### EXERCISE AIM
Extract the text of each entry below exactly, leaving every image behind.

### PROVIDED RECORDS
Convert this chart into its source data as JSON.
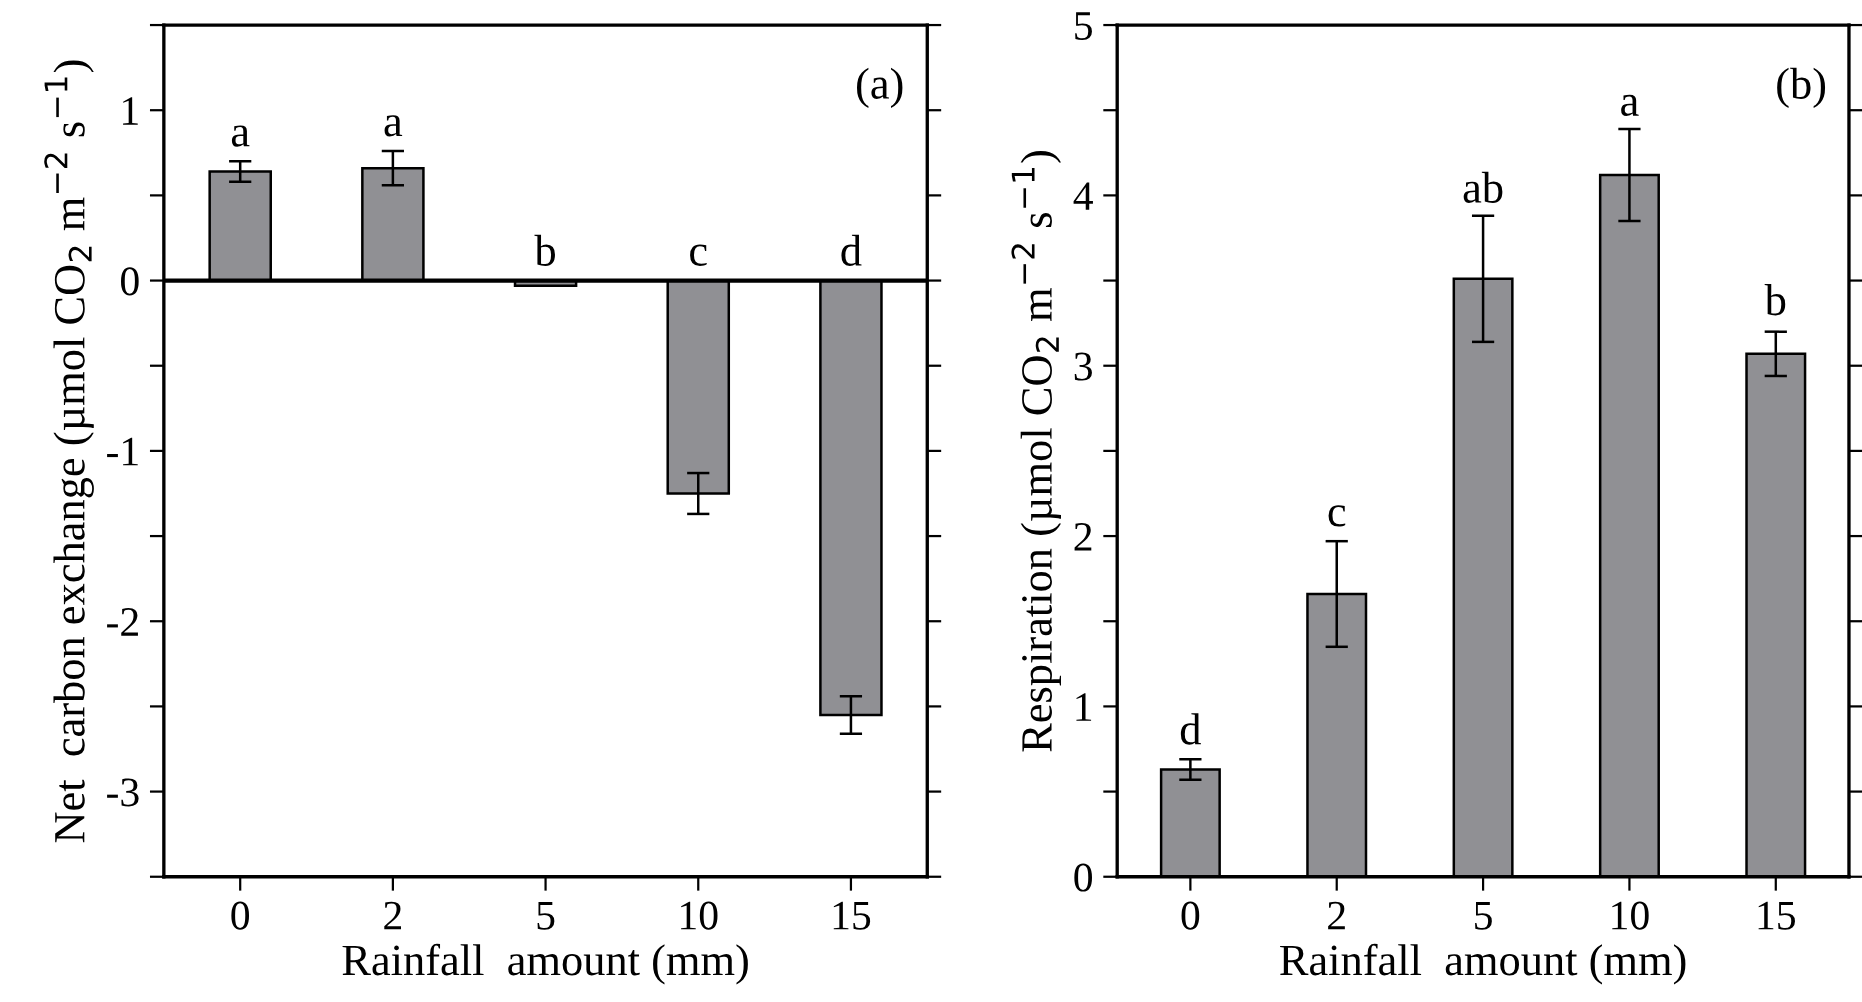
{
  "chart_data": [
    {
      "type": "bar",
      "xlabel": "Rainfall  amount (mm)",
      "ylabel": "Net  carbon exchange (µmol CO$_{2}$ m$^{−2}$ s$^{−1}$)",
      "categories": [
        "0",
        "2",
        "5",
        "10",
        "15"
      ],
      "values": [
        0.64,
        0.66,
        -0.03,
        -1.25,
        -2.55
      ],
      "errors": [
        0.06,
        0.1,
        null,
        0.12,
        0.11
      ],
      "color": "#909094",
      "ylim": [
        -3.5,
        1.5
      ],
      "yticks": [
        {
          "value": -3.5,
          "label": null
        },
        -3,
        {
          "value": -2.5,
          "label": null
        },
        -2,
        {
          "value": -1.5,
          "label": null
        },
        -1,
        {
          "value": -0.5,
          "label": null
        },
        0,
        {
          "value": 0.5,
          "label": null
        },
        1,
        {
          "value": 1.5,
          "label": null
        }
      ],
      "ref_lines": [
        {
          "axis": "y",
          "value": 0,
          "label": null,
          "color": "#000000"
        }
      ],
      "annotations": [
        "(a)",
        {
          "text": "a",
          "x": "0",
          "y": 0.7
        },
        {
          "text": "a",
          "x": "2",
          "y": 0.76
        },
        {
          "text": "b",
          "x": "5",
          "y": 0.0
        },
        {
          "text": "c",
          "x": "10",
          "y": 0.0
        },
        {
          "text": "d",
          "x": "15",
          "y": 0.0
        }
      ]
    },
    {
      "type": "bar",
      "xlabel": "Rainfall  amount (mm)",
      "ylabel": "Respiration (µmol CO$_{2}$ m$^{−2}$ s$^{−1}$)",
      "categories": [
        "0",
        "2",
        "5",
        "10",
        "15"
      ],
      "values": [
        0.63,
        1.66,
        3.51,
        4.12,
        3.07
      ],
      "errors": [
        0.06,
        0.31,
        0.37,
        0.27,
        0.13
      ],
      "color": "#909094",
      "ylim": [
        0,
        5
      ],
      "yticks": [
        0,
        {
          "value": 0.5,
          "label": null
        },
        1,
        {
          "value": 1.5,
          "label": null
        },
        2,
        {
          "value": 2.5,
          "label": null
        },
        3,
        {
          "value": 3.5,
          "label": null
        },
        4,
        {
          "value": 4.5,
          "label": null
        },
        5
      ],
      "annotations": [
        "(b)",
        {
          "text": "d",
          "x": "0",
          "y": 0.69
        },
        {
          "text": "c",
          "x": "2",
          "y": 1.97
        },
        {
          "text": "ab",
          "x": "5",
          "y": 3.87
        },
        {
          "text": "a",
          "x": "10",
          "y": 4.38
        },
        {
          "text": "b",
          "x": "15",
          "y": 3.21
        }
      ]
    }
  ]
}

### SOLUTION TO THIS EXERCISE
Convert this chart into its source data as JSON.
{
  "chart_data": [
    {
      "type": "bar",
      "xlabel": "Rainfall  amount (mm)",
      "ylabel": "Net  carbon exchange (µmol CO$_{2}$ m$^{−2}$ s$^{−1}$)",
      "categories": [
        "0",
        "2",
        "5",
        "10",
        "15"
      ],
      "values": [
        0.64,
        0.66,
        -0.03,
        -1.25,
        -2.55
      ],
      "errors": [
        0.06,
        0.1,
        null,
        0.12,
        0.11
      ],
      "color": "#909094",
      "ylim": [
        -3.5,
        1.5
      ],
      "yticks": [
        {
          "value": -3.5,
          "label": null
        },
        -3,
        {
          "value": -2.5,
          "label": null
        },
        -2,
        {
          "value": -1.5,
          "label": null
        },
        -1,
        {
          "value": -0.5,
          "label": null
        },
        0,
        {
          "value": 0.5,
          "label": null
        },
        1,
        {
          "value": 1.5,
          "label": null
        }
      ],
      "ref_lines": [
        {
          "axis": "y",
          "value": 0,
          "label": null,
          "color": "#000000"
        }
      ],
      "annotations": [
        "(a)",
        {
          "text": "a",
          "x": "0",
          "y": 0.7
        },
        {
          "text": "a",
          "x": "2",
          "y": 0.76
        },
        {
          "text": "b",
          "x": "5",
          "y": 0.0
        },
        {
          "text": "c",
          "x": "10",
          "y": 0.0
        },
        {
          "text": "d",
          "x": "15",
          "y": 0.0
        }
      ]
    },
    {
      "type": "bar",
      "xlabel": "Rainfall  amount (mm)",
      "ylabel": "Respiration (µmol CO$_{2}$ m$^{−2}$ s$^{−1}$)",
      "categories": [
        "0",
        "2",
        "5",
        "10",
        "15"
      ],
      "values": [
        0.63,
        1.66,
        3.51,
        4.12,
        3.07
      ],
      "errors": [
        0.06,
        0.31,
        0.37,
        0.27,
        0.13
      ],
      "color": "#909094",
      "ylim": [
        0,
        5
      ],
      "yticks": [
        0,
        {
          "value": 0.5,
          "label": null
        },
        1,
        {
          "value": 1.5,
          "label": null
        },
        2,
        {
          "value": 2.5,
          "label": null
        },
        3,
        {
          "value": 3.5,
          "label": null
        },
        4,
        {
          "value": 4.5,
          "label": null
        },
        5
      ],
      "annotations": [
        "(b)",
        {
          "text": "d",
          "x": "0",
          "y": 0.69
        },
        {
          "text": "c",
          "x": "2",
          "y": 1.97
        },
        {
          "text": "ab",
          "x": "5",
          "y": 3.87
        },
        {
          "text": "a",
          "x": "10",
          "y": 4.38
        },
        {
          "text": "b",
          "x": "15",
          "y": 3.21
        }
      ]
    }
  ]
}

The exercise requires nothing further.